#### Parts of the exercise:
- a) According to the blog post, which database did the writer's published thesis get into?
- b) Please write what comes next in the blog post, following on from its last sentence.

#### Document extract:
This is the sum of my life so far. From a mere earthly perspective, I'm an average - ok, physically shorter than average person who's trying to get her career going and is a Christian who's involved in her church. If one digs deeper, they realize I'm a person on the spectrum who's trying to go somewhere using another exponentially more well known spectrumite's life as a guide. 


If I was turned into a Katie-pancake today, what would remain of my life? Well, my thesis got published, so I would have made it into the PsychInfo database as first author!! :D I also am third author on my advisor and her post-doc's publication. There would be this blog that would be here on the interwebs and there would be pictures of me that my friends have and that I have on this computer. At Summitview, there would be several groups of little people that would remember me as one of their Sunday school or AWANA teachers. I think that last contribution would be something I'd look down and smile about because of my HDFS interventionist side. The fact that I got to influence the next generation as a single person is nice :)

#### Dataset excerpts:
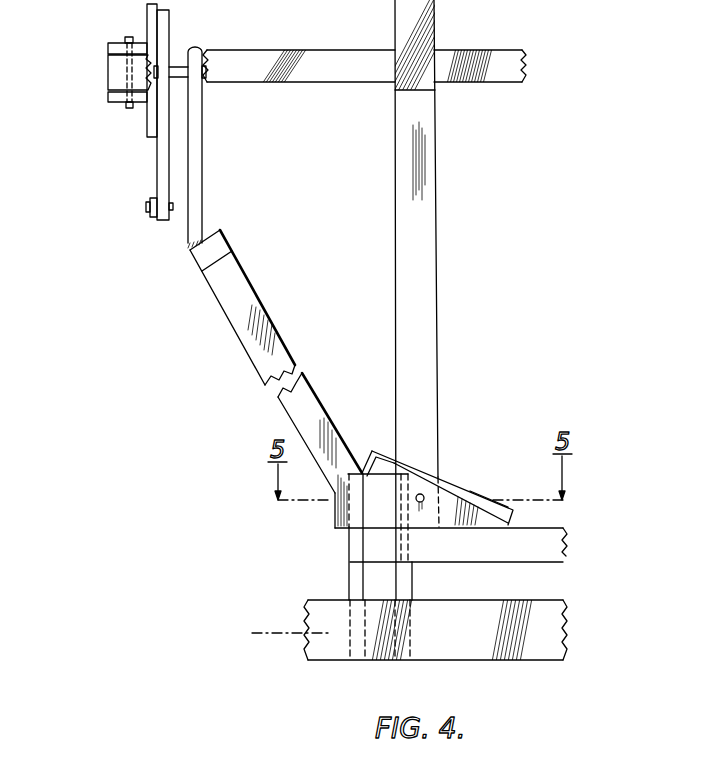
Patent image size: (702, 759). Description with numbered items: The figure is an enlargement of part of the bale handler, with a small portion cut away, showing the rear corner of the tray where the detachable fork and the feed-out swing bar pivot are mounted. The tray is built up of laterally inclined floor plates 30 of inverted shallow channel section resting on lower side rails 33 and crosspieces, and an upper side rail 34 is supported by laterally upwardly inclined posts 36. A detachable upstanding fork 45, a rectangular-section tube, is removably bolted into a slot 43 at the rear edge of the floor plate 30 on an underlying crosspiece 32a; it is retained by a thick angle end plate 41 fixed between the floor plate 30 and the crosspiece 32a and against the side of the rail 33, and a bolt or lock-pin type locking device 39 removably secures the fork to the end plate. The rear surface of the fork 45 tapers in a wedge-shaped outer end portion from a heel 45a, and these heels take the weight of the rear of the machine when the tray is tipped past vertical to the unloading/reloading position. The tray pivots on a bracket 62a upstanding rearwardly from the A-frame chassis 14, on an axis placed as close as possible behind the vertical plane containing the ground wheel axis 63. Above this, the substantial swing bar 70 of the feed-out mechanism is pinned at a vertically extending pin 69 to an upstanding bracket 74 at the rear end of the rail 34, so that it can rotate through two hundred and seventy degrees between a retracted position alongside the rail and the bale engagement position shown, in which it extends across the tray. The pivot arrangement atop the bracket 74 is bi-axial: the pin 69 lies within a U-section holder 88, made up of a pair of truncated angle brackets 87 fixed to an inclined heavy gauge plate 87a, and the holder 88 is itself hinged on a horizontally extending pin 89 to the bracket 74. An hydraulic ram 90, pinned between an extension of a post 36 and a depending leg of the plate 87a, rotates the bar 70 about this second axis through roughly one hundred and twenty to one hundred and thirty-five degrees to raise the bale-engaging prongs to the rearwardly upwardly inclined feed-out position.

The A-frame chassis 14 is at (385, 662).
The floor plate 30 is at (452, 478).
The crosspiece 32a is at (523, 550).
The lower side rail 33 is at (375, 508).
The upper side rail 34 is at (215, 250).
The post 36 is at (253, 335).
The locking device 39 is at (421, 494).
The angle end plate 41 is at (472, 506).
The slot 43 is at (400, 460).
The fork 45 is at (408, 162).
The heel 45a is at (428, 92).
The bracket 62a is at (350, 573).
The ground wheel axis 63 is at (300, 633).
The pin 69 is at (129, 37).
The swing bar 70 is at (312, 62).
The bracket 74 is at (197, 175).
The truncated angle bracket 87 is at (108, 46).
The inclined heavy gauge plate 87a is at (165, 37).
The U-section holder 88 is at (150, 148).
The pin 89 is at (172, 78).
The hydraulic ram 90 is at (150, 214).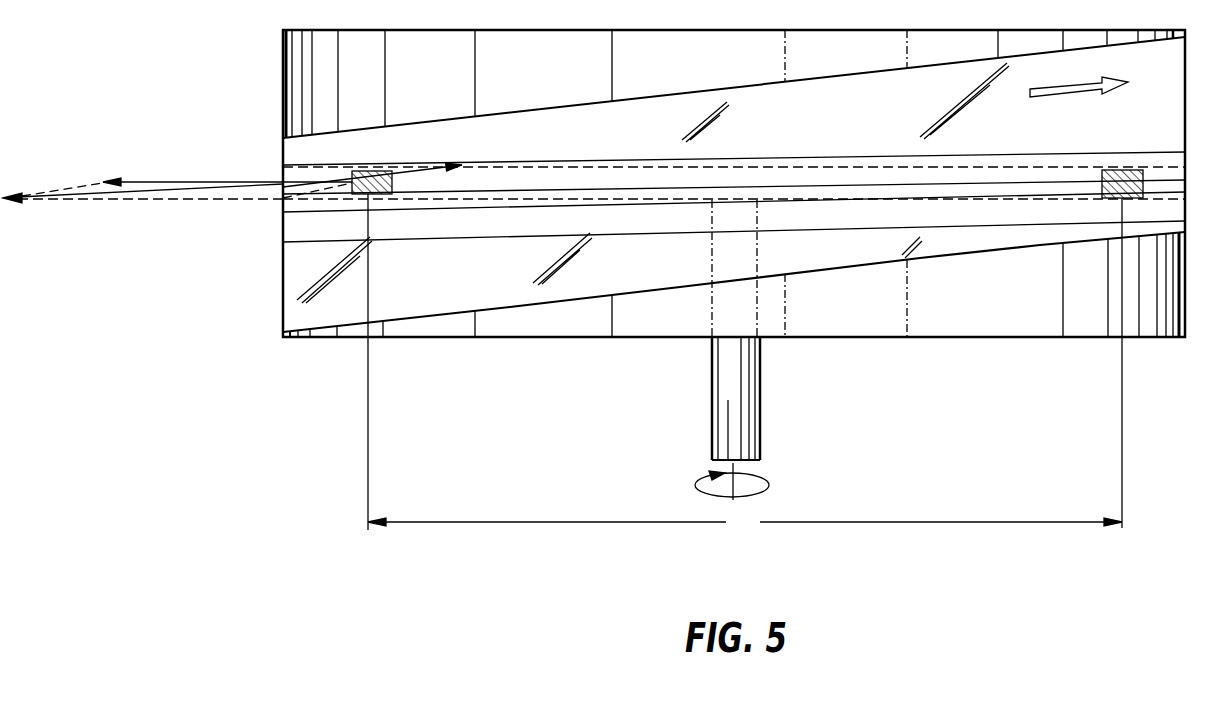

#### Expected results:
- a) The PsychInfo database, with the writer as first author.

- b)
What would be my eternal impact? To put it more accurately, what would I look back at my life and say, "God, thank You for using me here on earth." ? Probably the first thing I would thank Him for would be His using me to teach little people about Himself :) And the second thing would be Him using me to love people with significant disabilities at the group home. And the third thing would be "Thank You for using me to reaching my family, the CSU campus, and the Fort Collins community in the little ways You've used me." 


The weird thing to think about now is that even if I ended today going splat, my life would have some sort of eternal impact.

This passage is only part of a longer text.